_Challenge_
Return each line holding the string "Insolation".
* Begin *
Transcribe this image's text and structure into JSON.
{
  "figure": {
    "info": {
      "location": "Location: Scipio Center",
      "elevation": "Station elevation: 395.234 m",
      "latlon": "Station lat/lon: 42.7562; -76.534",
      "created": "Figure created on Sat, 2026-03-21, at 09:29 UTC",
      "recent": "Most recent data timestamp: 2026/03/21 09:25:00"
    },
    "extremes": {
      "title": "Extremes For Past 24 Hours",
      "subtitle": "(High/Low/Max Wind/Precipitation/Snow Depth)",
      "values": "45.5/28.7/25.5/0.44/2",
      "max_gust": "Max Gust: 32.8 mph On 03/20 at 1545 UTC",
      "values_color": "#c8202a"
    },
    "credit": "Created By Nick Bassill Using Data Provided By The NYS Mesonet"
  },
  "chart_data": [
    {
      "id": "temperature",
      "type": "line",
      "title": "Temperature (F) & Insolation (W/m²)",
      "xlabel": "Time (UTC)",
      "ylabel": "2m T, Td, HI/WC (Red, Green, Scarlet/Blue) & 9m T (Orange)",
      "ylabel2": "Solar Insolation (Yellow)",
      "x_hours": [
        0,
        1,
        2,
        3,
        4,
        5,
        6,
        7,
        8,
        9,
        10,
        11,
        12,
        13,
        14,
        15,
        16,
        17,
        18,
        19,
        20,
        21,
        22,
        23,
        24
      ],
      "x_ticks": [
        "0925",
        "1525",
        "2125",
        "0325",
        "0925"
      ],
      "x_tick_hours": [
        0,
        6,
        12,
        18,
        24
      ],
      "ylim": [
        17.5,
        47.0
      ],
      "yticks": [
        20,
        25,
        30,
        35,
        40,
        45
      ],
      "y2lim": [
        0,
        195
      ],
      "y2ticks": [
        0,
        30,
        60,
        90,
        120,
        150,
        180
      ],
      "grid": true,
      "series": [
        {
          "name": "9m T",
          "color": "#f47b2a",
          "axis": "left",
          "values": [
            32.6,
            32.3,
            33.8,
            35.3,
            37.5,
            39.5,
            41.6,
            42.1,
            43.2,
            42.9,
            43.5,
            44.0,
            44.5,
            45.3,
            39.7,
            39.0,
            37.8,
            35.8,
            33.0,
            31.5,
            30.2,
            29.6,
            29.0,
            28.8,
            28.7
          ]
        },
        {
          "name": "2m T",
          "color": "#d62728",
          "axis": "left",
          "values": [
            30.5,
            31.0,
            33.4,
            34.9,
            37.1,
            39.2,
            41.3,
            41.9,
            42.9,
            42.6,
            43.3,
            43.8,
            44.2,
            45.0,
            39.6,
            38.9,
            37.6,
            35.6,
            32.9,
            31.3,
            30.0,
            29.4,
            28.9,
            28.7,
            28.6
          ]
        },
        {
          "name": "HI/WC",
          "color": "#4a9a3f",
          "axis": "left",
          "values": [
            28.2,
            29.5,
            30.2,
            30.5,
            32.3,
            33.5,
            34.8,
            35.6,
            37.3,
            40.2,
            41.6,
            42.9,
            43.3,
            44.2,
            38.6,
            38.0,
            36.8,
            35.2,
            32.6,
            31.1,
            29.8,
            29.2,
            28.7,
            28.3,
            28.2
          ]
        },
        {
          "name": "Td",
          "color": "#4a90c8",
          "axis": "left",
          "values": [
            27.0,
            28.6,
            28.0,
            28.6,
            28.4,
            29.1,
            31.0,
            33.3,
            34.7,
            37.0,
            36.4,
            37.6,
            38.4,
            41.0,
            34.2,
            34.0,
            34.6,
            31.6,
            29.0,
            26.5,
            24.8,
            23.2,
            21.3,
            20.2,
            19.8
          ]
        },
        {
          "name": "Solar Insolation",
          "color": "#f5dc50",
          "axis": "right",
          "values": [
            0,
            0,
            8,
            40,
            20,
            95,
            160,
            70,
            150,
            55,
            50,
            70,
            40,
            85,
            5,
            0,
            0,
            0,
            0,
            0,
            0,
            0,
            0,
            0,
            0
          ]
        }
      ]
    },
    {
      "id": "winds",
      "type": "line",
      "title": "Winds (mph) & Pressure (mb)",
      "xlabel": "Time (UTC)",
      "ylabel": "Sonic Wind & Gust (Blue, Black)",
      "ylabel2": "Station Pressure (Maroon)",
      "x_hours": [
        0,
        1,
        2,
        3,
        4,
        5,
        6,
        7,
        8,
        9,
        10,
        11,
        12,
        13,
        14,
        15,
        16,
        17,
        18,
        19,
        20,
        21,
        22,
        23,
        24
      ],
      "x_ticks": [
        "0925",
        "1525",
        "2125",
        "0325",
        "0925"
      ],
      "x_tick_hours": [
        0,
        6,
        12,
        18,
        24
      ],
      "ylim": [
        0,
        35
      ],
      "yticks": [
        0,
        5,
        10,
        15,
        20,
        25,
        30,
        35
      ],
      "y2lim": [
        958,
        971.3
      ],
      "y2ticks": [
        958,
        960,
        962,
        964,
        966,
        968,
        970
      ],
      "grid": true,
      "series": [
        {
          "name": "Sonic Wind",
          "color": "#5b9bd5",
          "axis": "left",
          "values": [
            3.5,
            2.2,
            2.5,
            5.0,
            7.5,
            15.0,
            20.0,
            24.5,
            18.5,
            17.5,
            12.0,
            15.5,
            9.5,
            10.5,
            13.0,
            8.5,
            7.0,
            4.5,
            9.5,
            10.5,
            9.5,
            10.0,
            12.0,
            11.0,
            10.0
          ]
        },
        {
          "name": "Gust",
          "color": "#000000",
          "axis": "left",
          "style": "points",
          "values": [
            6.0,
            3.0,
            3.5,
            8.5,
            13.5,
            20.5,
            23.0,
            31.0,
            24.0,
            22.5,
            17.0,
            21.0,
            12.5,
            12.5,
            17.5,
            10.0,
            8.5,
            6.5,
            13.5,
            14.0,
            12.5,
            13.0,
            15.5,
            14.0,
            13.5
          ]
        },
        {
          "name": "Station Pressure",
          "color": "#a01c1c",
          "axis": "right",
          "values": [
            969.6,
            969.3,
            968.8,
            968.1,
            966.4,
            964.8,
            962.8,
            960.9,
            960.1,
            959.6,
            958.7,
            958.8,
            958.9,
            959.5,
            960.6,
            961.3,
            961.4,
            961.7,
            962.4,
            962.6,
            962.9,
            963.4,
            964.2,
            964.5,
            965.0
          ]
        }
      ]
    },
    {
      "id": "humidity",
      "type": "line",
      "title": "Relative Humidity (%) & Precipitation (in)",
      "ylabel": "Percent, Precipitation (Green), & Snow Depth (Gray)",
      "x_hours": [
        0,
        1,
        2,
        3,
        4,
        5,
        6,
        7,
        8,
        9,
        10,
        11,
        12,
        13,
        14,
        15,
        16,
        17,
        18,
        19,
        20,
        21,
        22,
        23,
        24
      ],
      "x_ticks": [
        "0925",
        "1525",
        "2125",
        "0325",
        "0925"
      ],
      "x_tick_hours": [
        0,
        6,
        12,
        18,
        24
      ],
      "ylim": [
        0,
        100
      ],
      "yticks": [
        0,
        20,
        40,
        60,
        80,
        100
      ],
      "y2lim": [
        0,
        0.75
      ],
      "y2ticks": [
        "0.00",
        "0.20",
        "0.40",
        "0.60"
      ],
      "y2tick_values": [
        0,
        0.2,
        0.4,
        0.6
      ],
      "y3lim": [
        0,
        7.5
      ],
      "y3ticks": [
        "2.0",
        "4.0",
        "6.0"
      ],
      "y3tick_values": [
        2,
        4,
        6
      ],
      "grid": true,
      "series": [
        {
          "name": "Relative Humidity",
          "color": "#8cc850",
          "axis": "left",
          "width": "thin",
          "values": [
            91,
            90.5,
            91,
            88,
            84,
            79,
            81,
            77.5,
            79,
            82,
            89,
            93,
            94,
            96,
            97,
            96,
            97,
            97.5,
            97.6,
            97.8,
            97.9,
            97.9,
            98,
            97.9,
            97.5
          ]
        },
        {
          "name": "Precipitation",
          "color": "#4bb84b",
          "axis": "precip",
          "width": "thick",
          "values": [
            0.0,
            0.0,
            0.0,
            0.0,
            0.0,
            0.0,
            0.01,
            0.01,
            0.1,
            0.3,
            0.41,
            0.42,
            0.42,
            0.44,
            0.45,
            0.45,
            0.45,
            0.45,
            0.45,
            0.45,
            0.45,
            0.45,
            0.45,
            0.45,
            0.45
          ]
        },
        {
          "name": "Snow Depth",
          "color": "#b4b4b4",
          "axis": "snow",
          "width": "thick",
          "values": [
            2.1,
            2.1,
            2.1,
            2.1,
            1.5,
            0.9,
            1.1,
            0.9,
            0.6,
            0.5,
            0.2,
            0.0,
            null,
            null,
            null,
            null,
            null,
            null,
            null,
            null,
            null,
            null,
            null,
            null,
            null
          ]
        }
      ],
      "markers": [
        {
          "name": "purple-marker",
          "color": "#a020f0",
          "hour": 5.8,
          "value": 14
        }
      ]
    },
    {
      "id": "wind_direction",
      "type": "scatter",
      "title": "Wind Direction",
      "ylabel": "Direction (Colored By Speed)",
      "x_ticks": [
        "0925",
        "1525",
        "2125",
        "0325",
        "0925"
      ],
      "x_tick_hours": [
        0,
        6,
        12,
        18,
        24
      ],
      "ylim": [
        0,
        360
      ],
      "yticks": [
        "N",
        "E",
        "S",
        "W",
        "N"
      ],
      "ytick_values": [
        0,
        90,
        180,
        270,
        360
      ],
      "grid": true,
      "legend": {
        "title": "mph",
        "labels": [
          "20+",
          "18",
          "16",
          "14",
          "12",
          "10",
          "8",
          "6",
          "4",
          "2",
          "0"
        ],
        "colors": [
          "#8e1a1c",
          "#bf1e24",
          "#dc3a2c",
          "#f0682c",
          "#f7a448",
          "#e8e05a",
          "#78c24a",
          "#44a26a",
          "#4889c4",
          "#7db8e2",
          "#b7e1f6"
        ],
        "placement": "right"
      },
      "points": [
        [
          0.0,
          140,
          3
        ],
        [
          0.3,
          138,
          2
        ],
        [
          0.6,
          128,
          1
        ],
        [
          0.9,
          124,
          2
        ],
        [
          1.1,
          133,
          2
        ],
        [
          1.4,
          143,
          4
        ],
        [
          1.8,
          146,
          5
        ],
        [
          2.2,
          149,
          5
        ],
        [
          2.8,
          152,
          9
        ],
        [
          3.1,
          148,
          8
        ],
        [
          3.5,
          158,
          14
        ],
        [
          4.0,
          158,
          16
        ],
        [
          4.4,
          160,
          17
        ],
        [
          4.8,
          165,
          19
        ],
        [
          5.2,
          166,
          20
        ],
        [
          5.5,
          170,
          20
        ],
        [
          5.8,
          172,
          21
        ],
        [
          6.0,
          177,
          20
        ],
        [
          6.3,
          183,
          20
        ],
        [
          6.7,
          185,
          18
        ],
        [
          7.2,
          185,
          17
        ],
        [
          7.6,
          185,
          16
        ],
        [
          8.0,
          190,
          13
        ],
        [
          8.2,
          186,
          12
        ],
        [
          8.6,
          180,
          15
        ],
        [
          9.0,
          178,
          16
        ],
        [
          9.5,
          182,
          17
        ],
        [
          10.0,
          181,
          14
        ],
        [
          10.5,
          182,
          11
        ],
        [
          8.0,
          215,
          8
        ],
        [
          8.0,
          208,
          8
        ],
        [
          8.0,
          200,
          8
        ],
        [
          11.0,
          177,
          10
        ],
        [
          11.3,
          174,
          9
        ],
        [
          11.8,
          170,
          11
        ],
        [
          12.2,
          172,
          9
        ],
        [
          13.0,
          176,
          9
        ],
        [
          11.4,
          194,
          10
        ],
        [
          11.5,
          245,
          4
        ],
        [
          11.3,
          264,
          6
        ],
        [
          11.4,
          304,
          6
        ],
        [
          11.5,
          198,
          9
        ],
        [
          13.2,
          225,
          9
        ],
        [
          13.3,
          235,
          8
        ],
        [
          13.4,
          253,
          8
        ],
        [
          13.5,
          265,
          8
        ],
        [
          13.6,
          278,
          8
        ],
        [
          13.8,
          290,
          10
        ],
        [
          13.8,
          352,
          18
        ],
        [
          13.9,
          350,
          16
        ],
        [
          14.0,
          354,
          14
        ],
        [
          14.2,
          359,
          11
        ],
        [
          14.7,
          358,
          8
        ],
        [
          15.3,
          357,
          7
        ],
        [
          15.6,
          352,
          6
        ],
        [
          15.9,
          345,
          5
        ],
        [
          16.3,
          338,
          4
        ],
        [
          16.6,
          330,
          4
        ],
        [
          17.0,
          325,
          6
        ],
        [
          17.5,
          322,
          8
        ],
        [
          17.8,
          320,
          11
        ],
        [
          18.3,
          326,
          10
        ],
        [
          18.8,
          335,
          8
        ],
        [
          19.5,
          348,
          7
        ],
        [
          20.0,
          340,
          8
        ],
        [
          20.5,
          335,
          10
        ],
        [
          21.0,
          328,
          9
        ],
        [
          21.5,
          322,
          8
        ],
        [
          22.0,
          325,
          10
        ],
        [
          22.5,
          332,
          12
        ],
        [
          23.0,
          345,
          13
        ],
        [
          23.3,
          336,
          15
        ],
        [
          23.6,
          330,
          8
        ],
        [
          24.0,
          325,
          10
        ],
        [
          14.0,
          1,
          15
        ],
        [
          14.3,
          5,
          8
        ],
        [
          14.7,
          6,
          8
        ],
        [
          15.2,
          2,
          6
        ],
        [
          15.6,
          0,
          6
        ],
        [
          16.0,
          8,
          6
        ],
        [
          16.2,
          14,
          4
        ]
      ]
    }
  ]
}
* End *
_The response_
      "title": "Temperature (F) & Insolation (W/m²)",
      "ylabel2": "Solar Insolation (Yellow)",
          "name": "Solar Insolation",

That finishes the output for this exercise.